Special Issue on: CSS 2018 Smart Monitoring and Protection of Data-Intensive Cyber-Physical Critical Infrastructures

• Security in the internet of things: botnet detection in software-defined networks by deep learning techniques  
  by Ivan Letteri, Giuseppe Della Penna, Giovanni De Gasperis 
  Abstract: The diffusion of the Internet of Things (IoT) is making cyber-physical smart devices an element of everyone's life, but also exposing them to malware designed for conventional web applications, such as botnets. Botnets are one of the most widespread and dangerous malwares, so their detection is an important task. Many works in this context exploit general malware detection techniques and rely on old or biased traffic samples, making their results not completely reliable. Moreover, software-defined networking (SDN), which is increasingly replacing conventional networking, especially in the IoT, limits the features that can be used to detect botnets. We propose a botnet detection methodology based on deep learning techniques, tested on a new, SDN-specific dataset with a high (up to 97%) classification accuracy. Our algorithms have been implemented on two state-of-the-art frameworks, i.e., Keras and TensorFlow, so we are confident that our results are reliable and easily reproducible.
  Keywords: cyber-physical devices; internet of things; software-defined networking; botnet detection; machine learning; neural networks; deep learning; network security.
  DOI: 10.1504/IJHPCN.2019.10026769

- **DATA ENTRIES**
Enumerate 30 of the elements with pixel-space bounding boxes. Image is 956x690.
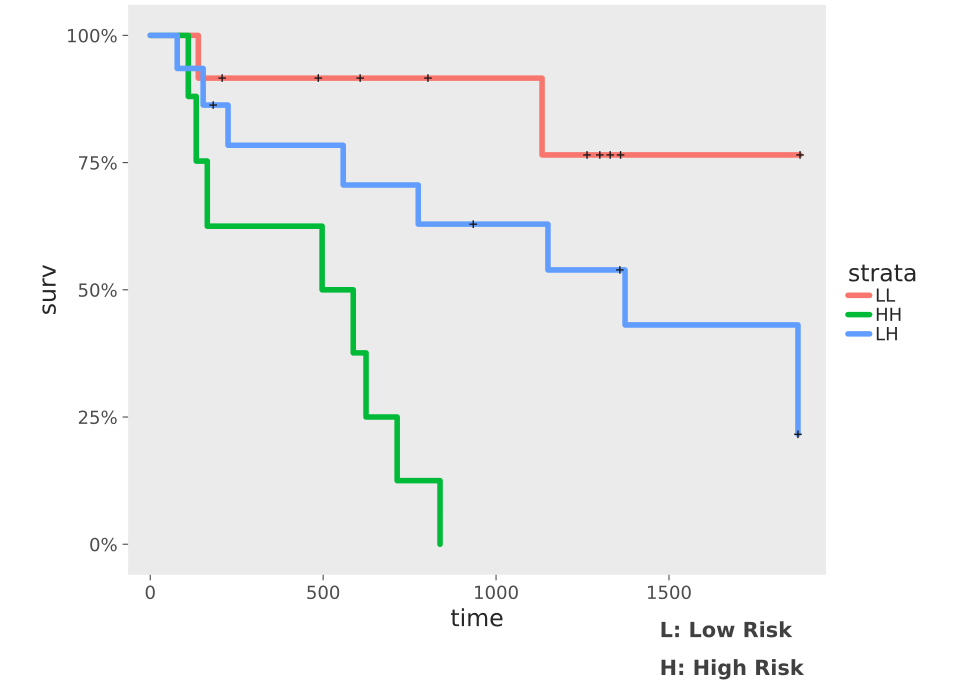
- point: [615, 265, 624, 274]
- x-axis-title: time: [451, 608, 502, 626]
- y-tick-label: 100%: [68, 28, 117, 42]
- y-axis-title: surv: [42, 265, 56, 314]
- point: [606, 150, 615, 160]
- x-tick-label: 1500: [648, 586, 691, 600]
- text: H: High Risk: [662, 659, 804, 680]
- point: [356, 74, 365, 83]
- point: [208, 100, 218, 110]
- point: [796, 150, 805, 160]
- point: [616, 150, 626, 160]
- text: L: Low Risk: [662, 621, 792, 638]
- legend-label: LH: [876, 327, 897, 340]
- point: [314, 74, 323, 83]
- y-tick-label: 50%: [78, 283, 117, 297]
- x-tick-label: 0: [146, 586, 155, 600]
- point: [218, 74, 227, 83]
- legend-title: strata: [849, 264, 916, 282]
- y-tick-label: 0%: [90, 538, 117, 552]
- y-tick-label: 25%: [78, 410, 117, 424]
- legend-label: LL: [876, 288, 896, 302]
- x-tick-label: 1000: [475, 586, 518, 600]
- legend-label: HH: [876, 308, 900, 321]
- point: [582, 150, 592, 160]
- point: [423, 74, 432, 83]
- point: [468, 220, 478, 229]
- point: [595, 150, 604, 160]
- x-tick-label: 500: [307, 586, 340, 600]
- point: [793, 430, 802, 439]
- y-tick-label: 75%: [79, 156, 117, 170]
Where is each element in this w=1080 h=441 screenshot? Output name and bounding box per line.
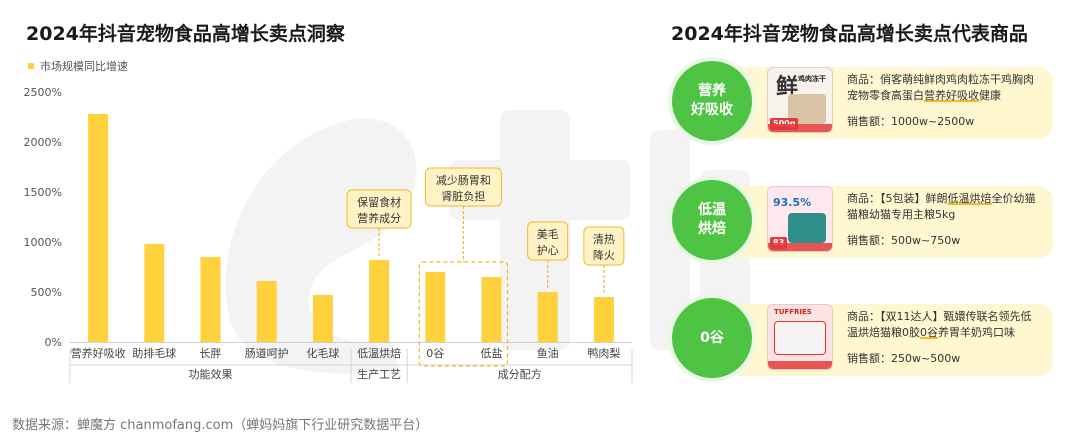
y-tick-label: 2500%: [24, 86, 62, 99]
group-label: 成分配方: [498, 367, 542, 381]
callout-box: [424, 167, 502, 207]
product-image-headline: 鲜: [776, 75, 799, 100]
product-image-headline: TUFFRIES: [774, 308, 812, 316]
selling-point-tag: 0谷: [672, 298, 752, 378]
callout-text: 肾脏负担: [441, 189, 485, 203]
callout-text: 美毛: [537, 228, 559, 241]
group-label: 功能效果: [189, 367, 233, 381]
product-description-text: 健康: [979, 89, 1001, 102]
product-keyword-highlight: 营养好吸收: [924, 89, 979, 102]
y-tick-label: 1500%: [24, 186, 62, 199]
selling-point-tag: 营养 好吸收: [672, 61, 752, 141]
selling-point-tag-text: 烘焙: [698, 221, 726, 237]
highlight-box: [418, 261, 509, 367]
callout-text: 清热: [593, 233, 615, 246]
bar: [88, 114, 109, 342]
chart-legend: 市场规模同比增速: [28, 58, 128, 74]
callout-text: 护心: [537, 243, 559, 257]
x-tick-label: 低温烘焙: [357, 346, 401, 360]
product-card: 低温烘焙93.5%83商品：【5包装】鲜朗低温烘焙全价幼猫猫粮幼猫专用主粮5kg…: [672, 180, 1053, 260]
product-description-text: 商品：【双11达人】甄嬛传联名领先低温烘焙猫粮0胶: [847, 310, 1032, 339]
product-image-strip: [768, 124, 832, 132]
product-keyword-highlight: 低温烘焙: [947, 192, 992, 205]
product-card: 营养好吸收鲜鸡肉冻干500g商品：俏客萌纯鲜肉鸡肉粒冻干鸡胸肉宠物零食高蛋白营养…: [672, 61, 1053, 141]
callout-box: [583, 226, 625, 266]
bar: [144, 244, 165, 342]
product-image: 鲜鸡肉冻干500g: [767, 67, 833, 133]
product-image: 93.5%83: [767, 186, 833, 252]
product-description-text: 养胃羊奶鸡口味: [938, 326, 1015, 339]
bar: [425, 272, 446, 342]
bar: [312, 295, 333, 342]
x-tick-label: 长胖: [200, 347, 222, 360]
product-keyword-highlight: 0谷: [920, 326, 938, 339]
product-image-strip: [768, 243, 832, 251]
product-sales: 销售额：1000w~2500w: [847, 115, 975, 128]
product-card: 0谷 TUFFRIES 商品：【双11达人】甄嬛传联名领先低温烘焙猫粮0胶0谷养胃羊…: [672, 298, 1053, 378]
product-description-text: 全价幼猫猫粮幼猫专用主粮5kg: [847, 192, 1036, 221]
selling-point-tag-text: 0谷: [700, 329, 724, 346]
product-sales: 销售额：500w~750w: [847, 234, 961, 247]
product-sales: 销售额：250w~500w: [847, 352, 961, 365]
group-label: 生产工艺: [357, 367, 401, 381]
x-tick-label: 化毛球: [306, 346, 339, 360]
selling-point-tag-text: 低温: [698, 202, 726, 218]
y-tick-label: 1000%: [24, 236, 62, 249]
callout-text: 保留食材: [357, 195, 401, 209]
x-tick-label: 营养好吸收: [71, 346, 126, 360]
bar: [537, 292, 558, 342]
product-package: [788, 213, 826, 243]
product-description-text: 商品：俏客萌纯鲜肉鸡肉粒冻干鸡胸肉宠物零食高蛋白: [847, 73, 1034, 102]
bar: [593, 297, 614, 342]
product-image-strip: [768, 361, 832, 369]
product-package: [774, 321, 826, 355]
product-image-headline: 93.5%: [773, 196, 812, 209]
legend-label: 市场规模同比增速: [40, 60, 128, 73]
bar: [369, 260, 390, 342]
legend-swatch: [28, 63, 34, 69]
bar: [200, 257, 221, 342]
selling-point-tag-text: 好吸收: [691, 102, 733, 118]
callout-text: 减少肠胃和: [436, 174, 491, 187]
selling-point-tag: 低温 烘焙: [672, 180, 752, 260]
callout-box: [346, 189, 412, 229]
product-description: 商品：俏客萌纯鲜肉鸡肉粒冻干鸡胸肉宠物零食高蛋白营养好吸收健康: [847, 72, 1042, 104]
bar: [256, 281, 277, 342]
x-tick-label: 0谷: [426, 347, 444, 360]
callout-box: [527, 221, 569, 261]
y-tick-label: 0%: [45, 336, 62, 349]
product-image: TUFFRIES: [767, 304, 833, 370]
product-description-text: 商品：【5包装】鲜朗: [847, 192, 948, 205]
callout-text: 营养成分: [357, 211, 401, 225]
x-tick-label: 肠道呵护: [245, 346, 289, 360]
selling-point-tag-text: 营养: [698, 83, 726, 99]
y-tick-label: 2000%: [24, 136, 62, 149]
x-tick-label: 鱼油: [537, 346, 559, 360]
x-tick-label: 助排毛球: [132, 346, 176, 360]
chart-title: 2024年抖音宠物食品高增长卖点洞察: [26, 23, 345, 45]
x-tick-label: 低盐: [481, 347, 503, 360]
product-description: 商品：【双11达人】甄嬛传联名领先低温烘焙猫粮0胶0谷养胃羊奶鸡口味: [847, 309, 1042, 341]
callout-text: 降火: [593, 248, 615, 262]
x-tick-label: 鸭肉梨: [587, 346, 620, 360]
products-title: 2024年抖音宠物食品高增长卖点代表商品: [671, 23, 1028, 45]
bar-chart: 2500% 2000% 1500% 1000% 500% 0% 营养好吸收 助排毛球 长胖 肠道呵…: [24, 86, 633, 383]
bar: [481, 277, 502, 342]
data-source-note: 数据来源：蝉魔方 chanmofang.com（蝉妈妈旗下行业研究数据平台）: [12, 418, 429, 433]
product-image-label: 鸡肉冻干: [798, 75, 826, 83]
product-description: 商品：【5包装】鲜朗低温烘焙全价幼猫猫粮幼猫专用主粮5kg: [847, 191, 1042, 223]
y-tick-label: 500%: [31, 286, 62, 299]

- **WHAT TO WORK ON**
- 1) In the botnet detection abstract, which two frameworks were the algorithms implemented on?
- 2) Copy the part of the botnet detection abstract starting at "Keywords: cyber-physical devices;" and ending at "learning; network security.", word for word.

- **WORKED SOLUTIONS**
- 1) Keras and TensorFlow.

- 2)
Keywords: cyber-physical devices; internet of things; software-defined networking; botnet detection; machine learning; neural networks; deep learning; network security.